GOAL
Copy the data that follows, character for character, minus the pictures.

DATA TO USE

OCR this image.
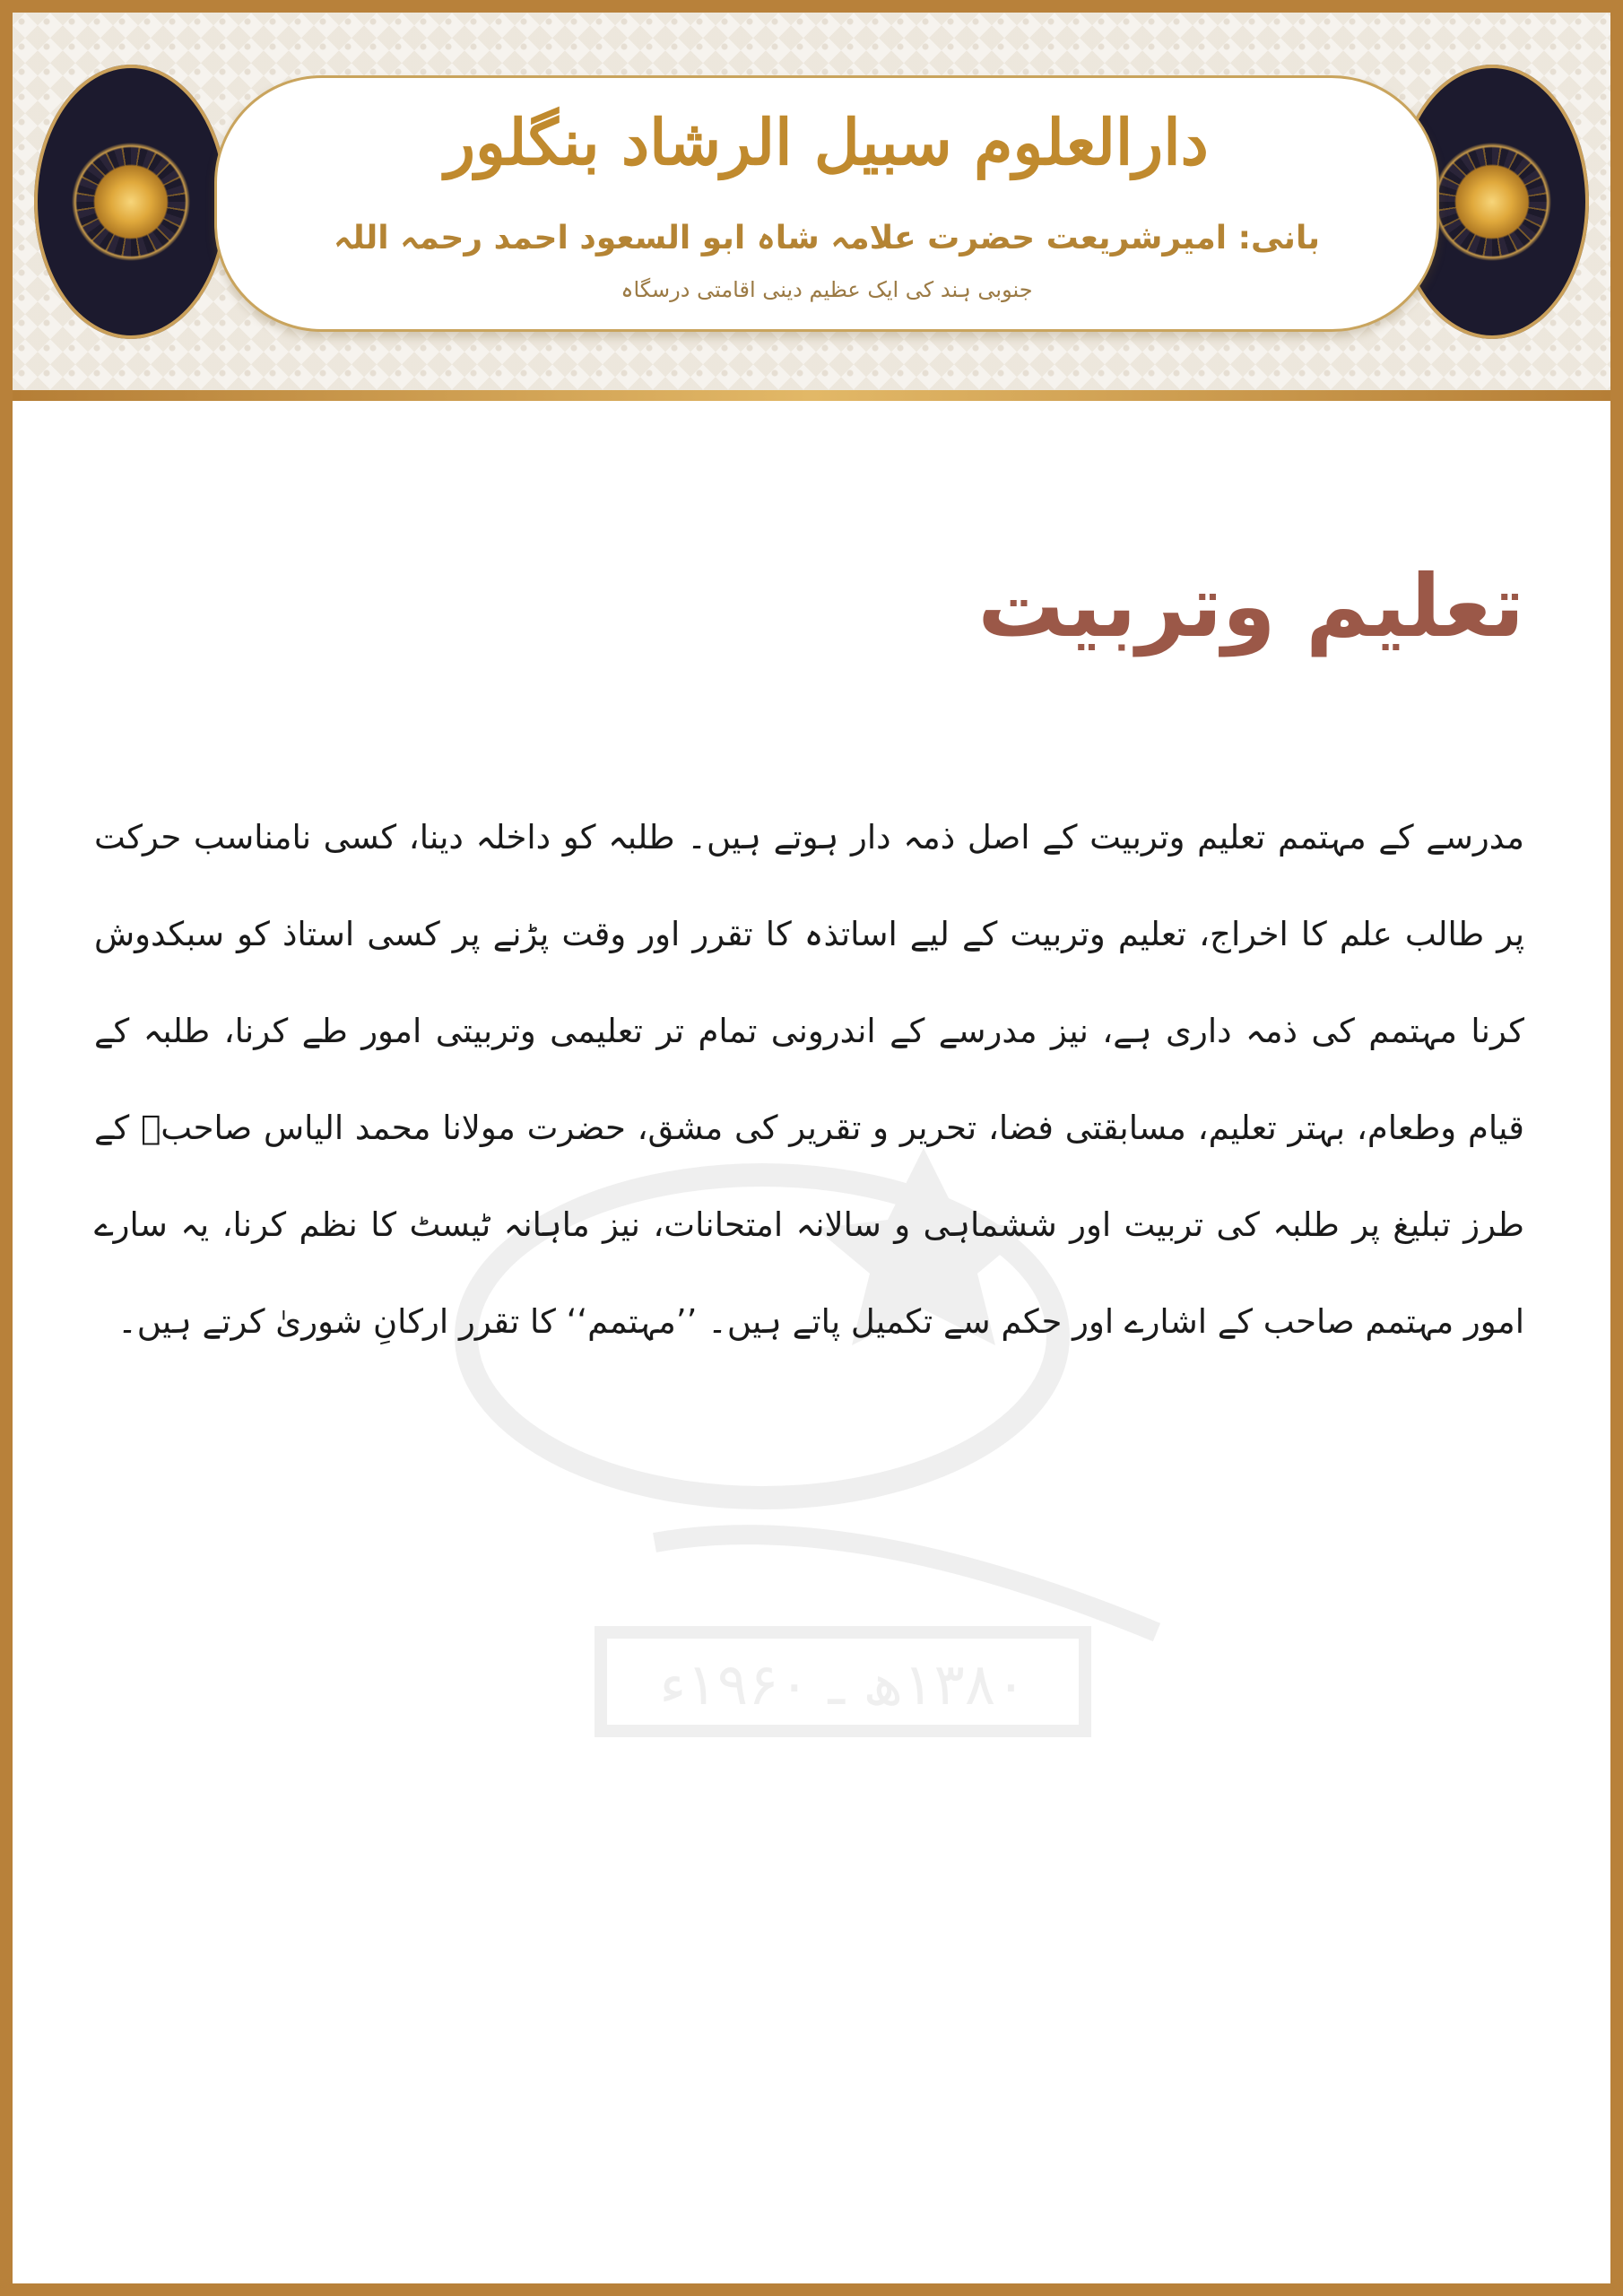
دارالعلوم سبیل الرشاد بنگلور

بانی: امیرشریعت حضرت علامہ شاہ ابو السعود احمد رحمہ اللہ

جنوبی ہند کی ایک عظیم دینی اقامتی درسگاہ

۱۳۸۰ھ ـ ۱۹۶۰ء
تعلیم وتربیت

مدرسے کے مہتمم تعلیم وتربیت کے اصل ذمہ دار ہوتے ہیں۔ طلبہ کو داخلہ دینا، کسی نامناسب حرکت پر طالب علم کا اخراج، تعلیم وتربیت کے لیے اساتذہ کا تقرر اور وقت پڑنے پر کسی استاذ کو سبکدوش کرنا مہتمم کی ذمہ داری ہے، نیز مدرسے کے اندرونی تمام تر تعلیمی وتربیتی امور طے کرنا، طلبہ کے قیام وطعام، بہتر تعلیم، مسابقتی فضا، تحریر و تقریر کی مشق، حضرت مولانا محمد الیاس صاحبؒ کے طرز تبلیغ پر طلبہ کی تربیت اور ششماہی و سالانہ امتحانات، نیز ماہانہ ٹیسٹ کا نظم کرنا، یہ سارے امور مہتمم صاحب کے اشارے اور حکم سے تکمیل پاتے ہیں۔ ’’مہتمم‘‘ کا تقرر ارکانِ شوریٰ کرتے ہیں۔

PROBLEM SOLUTION
OCR this image.
دارالعلوم سبیل الرشاد بنگلور

بانی: امیرشریعت حضرت علامہ شاہ ابو السعود احمد رحمہ اللہ

جنوبی ہند کی ایک عظیم دینی اقامتی درسگاہ

۱۳۸۰ھ ـ ۱۹۶۰ء
تعلیم وتربیت

مدرسے کے مہتمم تعلیم وتربیت کے اصل ذمہ دار ہوتے ہیں۔ طلبہ کو داخلہ دینا، کسی نامناسب حرکت پر طالب علم کا اخراج، تعلیم وتربیت کے لیے اساتذہ کا تقرر اور وقت پڑنے پر کسی استاذ کو سبکدوش کرنا مہتمم کی ذمہ داری ہے، نیز مدرسے کے اندرونی تمام تر تعلیمی وتربیتی امور طے کرنا، طلبہ کے قیام وطعام، بہتر تعلیم، مسابقتی فضا، تحریر و تقریر کی مشق، حضرت مولانا محمد الیاس صاحبؒ کے طرز تبلیغ پر طلبہ کی تربیت اور ششماہی و سالانہ امتحانات، نیز ماہانہ ٹیسٹ کا نظم کرنا، یہ سارے امور مہتمم صاحب کے اشارے اور حکم سے تکمیل پاتے ہیں۔ ’’مہتمم‘‘ کا تقرر ارکانِ شوریٰ کرتے ہیں۔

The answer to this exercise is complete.